_Given exercise:_
Identify every line in the records below that contains the word "forme", and reproduce each one.

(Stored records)
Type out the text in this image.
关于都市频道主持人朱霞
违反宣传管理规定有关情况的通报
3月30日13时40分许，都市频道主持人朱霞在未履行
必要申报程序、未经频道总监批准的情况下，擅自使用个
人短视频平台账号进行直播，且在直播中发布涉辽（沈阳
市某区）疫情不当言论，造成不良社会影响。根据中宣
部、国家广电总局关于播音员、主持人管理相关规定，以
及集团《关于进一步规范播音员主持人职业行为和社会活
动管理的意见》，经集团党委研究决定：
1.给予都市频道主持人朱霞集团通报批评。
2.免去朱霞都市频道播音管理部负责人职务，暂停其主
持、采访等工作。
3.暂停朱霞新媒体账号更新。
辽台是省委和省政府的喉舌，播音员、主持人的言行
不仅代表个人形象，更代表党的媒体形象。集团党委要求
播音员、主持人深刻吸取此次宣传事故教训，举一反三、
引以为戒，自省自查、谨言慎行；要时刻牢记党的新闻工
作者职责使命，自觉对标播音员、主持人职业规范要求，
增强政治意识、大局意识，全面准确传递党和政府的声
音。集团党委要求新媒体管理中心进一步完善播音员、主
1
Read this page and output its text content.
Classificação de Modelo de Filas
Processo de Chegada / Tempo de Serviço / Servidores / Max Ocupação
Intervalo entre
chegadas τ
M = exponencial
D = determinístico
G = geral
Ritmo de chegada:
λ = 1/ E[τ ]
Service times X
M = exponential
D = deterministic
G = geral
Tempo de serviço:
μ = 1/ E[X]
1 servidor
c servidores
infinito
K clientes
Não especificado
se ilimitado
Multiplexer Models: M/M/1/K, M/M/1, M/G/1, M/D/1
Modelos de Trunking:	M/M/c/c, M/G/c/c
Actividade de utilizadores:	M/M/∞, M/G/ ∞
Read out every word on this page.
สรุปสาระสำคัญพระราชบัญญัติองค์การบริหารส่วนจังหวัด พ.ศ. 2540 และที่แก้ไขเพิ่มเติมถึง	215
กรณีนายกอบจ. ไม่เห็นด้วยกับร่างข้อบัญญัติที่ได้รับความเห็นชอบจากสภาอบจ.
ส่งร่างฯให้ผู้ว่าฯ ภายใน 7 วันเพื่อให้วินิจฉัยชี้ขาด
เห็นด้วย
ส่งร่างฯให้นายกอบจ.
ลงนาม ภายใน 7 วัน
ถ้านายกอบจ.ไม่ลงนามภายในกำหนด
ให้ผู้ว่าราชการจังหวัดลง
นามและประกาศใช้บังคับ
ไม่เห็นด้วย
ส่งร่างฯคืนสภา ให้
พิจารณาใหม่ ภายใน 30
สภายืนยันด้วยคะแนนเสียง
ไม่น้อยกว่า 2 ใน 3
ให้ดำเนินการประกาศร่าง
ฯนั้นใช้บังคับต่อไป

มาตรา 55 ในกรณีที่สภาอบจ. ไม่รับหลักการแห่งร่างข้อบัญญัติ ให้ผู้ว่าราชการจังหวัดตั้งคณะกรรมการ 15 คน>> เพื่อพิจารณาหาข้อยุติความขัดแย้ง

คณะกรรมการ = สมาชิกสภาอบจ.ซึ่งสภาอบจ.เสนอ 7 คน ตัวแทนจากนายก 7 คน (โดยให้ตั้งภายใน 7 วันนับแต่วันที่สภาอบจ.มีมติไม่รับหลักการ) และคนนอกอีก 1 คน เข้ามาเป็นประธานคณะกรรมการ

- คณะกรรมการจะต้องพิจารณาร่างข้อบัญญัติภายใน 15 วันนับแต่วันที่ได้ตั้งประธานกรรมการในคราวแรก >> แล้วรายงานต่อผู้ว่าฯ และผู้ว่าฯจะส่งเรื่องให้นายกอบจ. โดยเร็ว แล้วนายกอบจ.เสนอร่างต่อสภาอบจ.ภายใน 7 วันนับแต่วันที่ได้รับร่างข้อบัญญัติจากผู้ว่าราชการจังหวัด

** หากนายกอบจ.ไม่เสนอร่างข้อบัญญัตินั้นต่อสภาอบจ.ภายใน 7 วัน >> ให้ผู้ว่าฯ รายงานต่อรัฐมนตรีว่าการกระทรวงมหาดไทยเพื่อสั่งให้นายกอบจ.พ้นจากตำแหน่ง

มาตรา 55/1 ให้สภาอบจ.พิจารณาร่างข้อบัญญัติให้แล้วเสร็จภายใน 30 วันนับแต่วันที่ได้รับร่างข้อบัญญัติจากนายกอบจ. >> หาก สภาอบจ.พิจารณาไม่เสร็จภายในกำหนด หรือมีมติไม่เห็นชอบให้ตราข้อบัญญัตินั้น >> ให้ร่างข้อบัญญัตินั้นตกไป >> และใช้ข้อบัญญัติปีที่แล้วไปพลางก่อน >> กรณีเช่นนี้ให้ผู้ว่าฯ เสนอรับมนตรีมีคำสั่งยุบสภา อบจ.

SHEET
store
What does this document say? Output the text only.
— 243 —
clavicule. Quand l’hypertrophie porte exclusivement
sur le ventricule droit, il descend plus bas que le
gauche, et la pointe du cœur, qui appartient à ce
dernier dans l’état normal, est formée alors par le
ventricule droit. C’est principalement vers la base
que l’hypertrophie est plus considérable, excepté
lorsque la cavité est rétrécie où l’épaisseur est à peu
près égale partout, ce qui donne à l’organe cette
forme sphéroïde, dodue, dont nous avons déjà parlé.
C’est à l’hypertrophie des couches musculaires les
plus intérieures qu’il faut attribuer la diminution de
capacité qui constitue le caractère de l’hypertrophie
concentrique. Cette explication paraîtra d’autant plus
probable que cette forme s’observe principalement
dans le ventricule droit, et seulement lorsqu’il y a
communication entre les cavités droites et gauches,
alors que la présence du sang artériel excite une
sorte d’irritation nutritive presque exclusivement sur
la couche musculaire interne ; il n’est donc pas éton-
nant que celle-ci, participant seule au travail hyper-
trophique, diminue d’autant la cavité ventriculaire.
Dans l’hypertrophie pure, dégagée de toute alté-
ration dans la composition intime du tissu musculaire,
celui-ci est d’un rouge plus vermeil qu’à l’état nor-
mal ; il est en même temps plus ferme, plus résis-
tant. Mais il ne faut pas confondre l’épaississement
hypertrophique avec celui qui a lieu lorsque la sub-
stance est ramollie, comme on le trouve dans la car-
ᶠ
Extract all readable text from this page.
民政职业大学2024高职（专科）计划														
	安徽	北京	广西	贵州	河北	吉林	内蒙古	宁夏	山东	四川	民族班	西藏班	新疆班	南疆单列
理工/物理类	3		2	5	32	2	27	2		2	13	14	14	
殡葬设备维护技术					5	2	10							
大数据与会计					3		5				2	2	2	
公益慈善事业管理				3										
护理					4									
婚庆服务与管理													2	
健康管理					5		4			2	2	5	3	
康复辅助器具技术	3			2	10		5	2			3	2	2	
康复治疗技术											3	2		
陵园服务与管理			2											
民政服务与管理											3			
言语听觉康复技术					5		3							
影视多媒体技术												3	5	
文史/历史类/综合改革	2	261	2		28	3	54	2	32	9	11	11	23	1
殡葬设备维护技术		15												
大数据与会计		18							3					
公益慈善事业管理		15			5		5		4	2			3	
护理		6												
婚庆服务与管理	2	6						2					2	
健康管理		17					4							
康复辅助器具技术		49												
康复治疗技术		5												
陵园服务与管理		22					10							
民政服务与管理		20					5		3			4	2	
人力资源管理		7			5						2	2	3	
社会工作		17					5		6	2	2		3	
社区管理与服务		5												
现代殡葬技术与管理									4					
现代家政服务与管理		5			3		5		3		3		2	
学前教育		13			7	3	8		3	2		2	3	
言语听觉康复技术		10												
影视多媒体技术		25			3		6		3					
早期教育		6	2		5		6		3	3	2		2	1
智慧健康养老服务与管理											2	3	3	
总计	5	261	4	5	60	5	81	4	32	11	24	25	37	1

_Task solution:_
forme sphéroïde, dodue, dont nous avons déjà parlé.
probable que cette forme s’observe principalement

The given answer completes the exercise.